* start DATA SUPPLIED *

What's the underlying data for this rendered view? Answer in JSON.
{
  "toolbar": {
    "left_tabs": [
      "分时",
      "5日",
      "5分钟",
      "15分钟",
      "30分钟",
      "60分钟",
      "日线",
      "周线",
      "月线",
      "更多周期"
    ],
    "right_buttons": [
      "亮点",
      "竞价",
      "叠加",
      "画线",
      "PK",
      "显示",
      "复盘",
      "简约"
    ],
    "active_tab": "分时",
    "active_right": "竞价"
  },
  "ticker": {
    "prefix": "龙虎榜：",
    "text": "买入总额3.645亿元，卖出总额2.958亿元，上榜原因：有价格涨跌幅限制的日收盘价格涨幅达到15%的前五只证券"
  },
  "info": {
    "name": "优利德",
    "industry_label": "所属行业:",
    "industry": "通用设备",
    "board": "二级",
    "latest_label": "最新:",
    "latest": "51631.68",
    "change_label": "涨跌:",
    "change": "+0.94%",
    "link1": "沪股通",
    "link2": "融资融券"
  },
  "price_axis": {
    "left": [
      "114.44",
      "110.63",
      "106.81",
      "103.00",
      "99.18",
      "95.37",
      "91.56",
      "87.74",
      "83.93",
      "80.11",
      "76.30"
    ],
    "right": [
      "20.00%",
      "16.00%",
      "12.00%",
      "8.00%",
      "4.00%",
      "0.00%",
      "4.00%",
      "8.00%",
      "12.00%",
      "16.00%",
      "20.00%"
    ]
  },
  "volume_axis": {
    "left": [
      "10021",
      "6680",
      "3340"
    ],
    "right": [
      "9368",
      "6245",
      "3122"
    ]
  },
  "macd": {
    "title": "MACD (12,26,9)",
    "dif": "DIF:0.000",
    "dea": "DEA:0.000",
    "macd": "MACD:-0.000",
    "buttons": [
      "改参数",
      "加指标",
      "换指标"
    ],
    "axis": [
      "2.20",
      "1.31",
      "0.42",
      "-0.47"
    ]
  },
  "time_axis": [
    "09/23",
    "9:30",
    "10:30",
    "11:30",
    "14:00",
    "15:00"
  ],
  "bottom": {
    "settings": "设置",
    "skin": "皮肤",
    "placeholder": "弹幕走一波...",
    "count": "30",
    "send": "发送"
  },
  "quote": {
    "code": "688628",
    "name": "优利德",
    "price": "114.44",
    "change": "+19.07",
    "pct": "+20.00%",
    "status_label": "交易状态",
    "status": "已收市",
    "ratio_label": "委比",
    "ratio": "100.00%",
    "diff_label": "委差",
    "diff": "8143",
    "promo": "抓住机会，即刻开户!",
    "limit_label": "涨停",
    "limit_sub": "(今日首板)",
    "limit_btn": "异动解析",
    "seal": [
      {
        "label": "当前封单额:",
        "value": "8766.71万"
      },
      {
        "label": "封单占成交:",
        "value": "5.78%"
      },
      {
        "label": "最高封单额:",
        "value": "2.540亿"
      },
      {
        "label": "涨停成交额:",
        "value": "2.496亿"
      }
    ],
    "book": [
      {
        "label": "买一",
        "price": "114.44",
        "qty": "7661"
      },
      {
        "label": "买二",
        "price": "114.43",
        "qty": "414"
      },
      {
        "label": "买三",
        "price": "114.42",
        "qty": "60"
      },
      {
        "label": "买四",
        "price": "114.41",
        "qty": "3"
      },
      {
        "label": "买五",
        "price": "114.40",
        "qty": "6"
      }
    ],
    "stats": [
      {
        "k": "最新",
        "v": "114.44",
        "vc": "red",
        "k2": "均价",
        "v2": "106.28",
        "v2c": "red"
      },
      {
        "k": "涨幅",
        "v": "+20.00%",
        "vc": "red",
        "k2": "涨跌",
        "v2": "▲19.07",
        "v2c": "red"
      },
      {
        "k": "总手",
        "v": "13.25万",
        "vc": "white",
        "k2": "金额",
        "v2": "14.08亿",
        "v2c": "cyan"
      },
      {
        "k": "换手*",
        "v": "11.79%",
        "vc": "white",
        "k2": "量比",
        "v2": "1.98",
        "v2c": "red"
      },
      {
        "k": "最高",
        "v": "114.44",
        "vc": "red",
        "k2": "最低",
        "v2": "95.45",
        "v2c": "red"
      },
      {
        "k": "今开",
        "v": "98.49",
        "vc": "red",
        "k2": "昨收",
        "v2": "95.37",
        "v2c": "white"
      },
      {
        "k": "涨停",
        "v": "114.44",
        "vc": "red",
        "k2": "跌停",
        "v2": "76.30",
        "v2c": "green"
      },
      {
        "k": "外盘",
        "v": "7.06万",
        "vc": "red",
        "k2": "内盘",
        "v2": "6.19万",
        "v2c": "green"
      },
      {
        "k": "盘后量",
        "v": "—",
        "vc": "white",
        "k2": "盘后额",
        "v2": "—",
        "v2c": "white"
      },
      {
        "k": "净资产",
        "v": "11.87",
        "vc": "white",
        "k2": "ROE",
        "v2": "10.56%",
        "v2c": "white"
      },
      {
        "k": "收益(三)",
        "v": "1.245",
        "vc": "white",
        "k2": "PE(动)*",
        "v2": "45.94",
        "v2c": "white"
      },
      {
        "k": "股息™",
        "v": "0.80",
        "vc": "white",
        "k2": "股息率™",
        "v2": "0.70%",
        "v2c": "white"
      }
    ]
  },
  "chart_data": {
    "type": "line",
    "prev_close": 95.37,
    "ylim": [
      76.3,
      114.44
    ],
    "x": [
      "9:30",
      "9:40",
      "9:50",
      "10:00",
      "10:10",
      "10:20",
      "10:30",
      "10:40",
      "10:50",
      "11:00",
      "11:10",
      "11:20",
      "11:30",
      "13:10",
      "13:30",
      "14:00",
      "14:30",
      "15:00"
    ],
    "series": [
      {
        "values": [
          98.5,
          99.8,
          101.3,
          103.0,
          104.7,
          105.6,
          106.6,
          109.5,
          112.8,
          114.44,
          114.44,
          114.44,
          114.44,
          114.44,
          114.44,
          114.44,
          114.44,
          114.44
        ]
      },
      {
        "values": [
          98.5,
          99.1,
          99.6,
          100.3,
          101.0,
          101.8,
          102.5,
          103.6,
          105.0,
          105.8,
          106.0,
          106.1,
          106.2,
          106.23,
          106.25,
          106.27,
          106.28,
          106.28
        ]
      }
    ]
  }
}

* end DATA SUPPLIED *

● **WORK TO COMPLETE**:
Output the lines above verbatim and in full.

● **FINISHED EXERCISE**:
What's the underlying data for this rendered view? Answer in JSON.
{
  "toolbar": {
    "left_tabs": [
      "分时",
      "5日",
      "5分钟",
      "15分钟",
      "30分钟",
      "60分钟",
      "日线",
      "周线",
      "月线",
      "更多周期"
    ],
    "right_buttons": [
      "亮点",
      "竞价",
      "叠加",
      "画线",
      "PK",
      "显示",
      "复盘",
      "简约"
    ],
    "active_tab": "分时",
    "active_right": "竞价"
  },
  "ticker": {
    "prefix": "龙虎榜：",
    "text": "买入总额3.645亿元，卖出总额2.958亿元，上榜原因：有价格涨跌幅限制的日收盘价格涨幅达到15%的前五只证券"
  },
  "info": {
    "name": "优利德",
    "industry_label": "所属行业:",
    "industry": "通用设备",
    "board": "二级",
    "latest_label": "最新:",
    "latest": "51631.68",
    "change_label": "涨跌:",
    "change": "+0.94%",
    "link1": "沪股通",
    "link2": "融资融券"
  },
  "price_axis": {
    "left": [
      "114.44",
      "110.63",
      "106.81",
      "103.00",
      "99.18",
      "95.37",
      "91.56",
      "87.74",
      "83.93",
      "80.11",
      "76.30"
    ],
    "right": [
      "20.00%",
      "16.00%",
      "12.00%",
      "8.00%",
      "4.00%",
      "0.00%",
      "4.00%",
      "8.00%",
      "12.00%",
      "16.00%",
      "20.00%"
    ]
  },
  "volume_axis": {
    "left": [
      "10021",
      "6680",
      "3340"
    ],
    "right": [
      "9368",
      "6245",
      "3122"
    ]
  },
  "macd": {
    "title": "MACD (12,26,9)",
    "dif": "DIF:0.000",
    "dea": "DEA:0.000",
    "macd": "MACD:-0.000",
    "buttons": [
      "改参数",
      "加指标",
      "换指标"
    ],
    "axis": [
      "2.20",
      "1.31",
      "0.42",
      "-0.47"
    ]
  },
  "time_axis": [
    "09/23",
    "9:30",
    "10:30",
    "11:30",
    "14:00",
    "15:00"
  ],
  "bottom": {
    "settings": "设置",
    "skin": "皮肤",
    "placeholder": "弹幕走一波...",
    "count": "30",
    "send": "发送"
  },
  "quote": {
    "code": "688628",
    "name": "优利德",
    "price": "114.44",
    "change": "+19.07",
    "pct": "+20.00%",
    "status_label": "交易状态",
    "status": "已收市",
    "ratio_label": "委比",
    "ratio": "100.00%",
    "diff_label": "委差",
    "diff": "8143",
    "promo": "抓住机会，即刻开户!",
    "limit_label": "涨停",
    "limit_sub": "(今日首板)",
    "limit_btn": "异动解析",
    "seal": [
      {
        "label": "当前封单额:",
        "value": "8766.71万"
      },
      {
        "label": "封单占成交:",
        "value": "5.78%"
      },
      {
        "label": "最高封单额:",
        "value": "2.540亿"
      },
      {
        "label": "涨停成交额:",
        "value": "2.496亿"
      }
    ],
    "book": [
      {
        "label": "买一",
        "price": "114.44",
        "qty": "7661"
      },
      {
        "label": "买二",
        "price": "114.43",
        "qty": "414"
      },
      {
        "label": "买三",
        "price": "114.42",
        "qty": "60"
      },
      {
        "label": "买四",
        "price": "114.41",
        "qty": "3"
      },
      {
        "label": "买五",
        "price": "114.40",
        "qty": "6"
      }
    ],
    "stats": [
      {
        "k": "最新",
        "v": "114.44",
        "vc": "red",
        "k2": "均价",
        "v2": "106.28",
        "v2c": "red"
      },
      {
        "k": "涨幅",
        "v": "+20.00%",
        "vc": "red",
        "k2": "涨跌",
        "v2": "▲19.07",
        "v2c": "red"
      },
      {
        "k": "总手",
        "v": "13.25万",
        "vc": "white",
        "k2": "金额",
        "v2": "14.08亿",
        "v2c": "cyan"
      },
      {
        "k": "换手*",
        "v": "11.79%",
        "vc": "white",
        "k2": "量比",
        "v2": "1.98",
        "v2c": "red"
      },
      {
        "k": "最高",
        "v": "114.44",
        "vc": "red",
        "k2": "最低",
        "v2": "95.45",
        "v2c": "red"
      },
      {
        "k": "今开",
        "v": "98.49",
        "vc": "red",
        "k2": "昨收",
        "v2": "95.37",
        "v2c": "white"
      },
      {
        "k": "涨停",
        "v": "114.44",
        "vc": "red",
        "k2": "跌停",
        "v2": "76.30",
        "v2c": "green"
      },
      {
        "k": "外盘",
        "v": "7.06万",
        "vc": "red",
        "k2": "内盘",
        "v2": "6.19万",
        "v2c": "green"
      },
      {
        "k": "盘后量",
        "v": "—",
        "vc": "white",
        "k2": "盘后额",
        "v2": "—",
        "v2c": "white"
      },
      {
        "k": "净资产",
        "v": "11.87",
        "vc": "white",
        "k2": "ROE",
        "v2": "10.56%",
        "v2c": "white"
      },
      {
        "k": "收益(三)",
        "v": "1.245",
        "vc": "white",
        "k2": "PE(动)*",
        "v2": "45.94",
        "v2c": "white"
      },
      {
        "k": "股息™",
        "v": "0.80",
        "vc": "white",
        "k2": "股息率™",
        "v2": "0.70%",
        "v2c": "white"
      }
    ]
  },
  "chart_data": {
    "type": "line",
    "prev_close": 95.37,
    "ylim": [
      76.3,
      114.44
    ],
    "x": [
      "9:30",
      "9:40",
      "9:50",
      "10:00",
      "10:10",
      "10:20",
      "10:30",
      "10:40",
      "10:50",
      "11:00",
      "11:10",
      "11:20",
      "11:30",
      "13:10",
      "13:30",
      "14:00",
      "14:30",
      "15:00"
    ],
    "series": [
      {
        "values": [
          98.5,
          99.8,
          101.3,
          103.0,
          104.7,
          105.6,
          106.6,
          109.5,
          112.8,
          114.44,
          114.44,
          114.44,
          114.44,
          114.44,
          114.44,
          114.44,
          114.44,
          114.44
        ]
      },
      {
        "values": [
          98.5,
          99.1,
          99.6,
          100.3,
          101.0,
          101.8,
          102.5,
          103.6,
          105.0,
          105.8,
          106.0,
          106.1,
          106.2,
          106.23,
          106.25,
          106.27,
          106.28,
          106.28
        ]
      }
    ]
  }
}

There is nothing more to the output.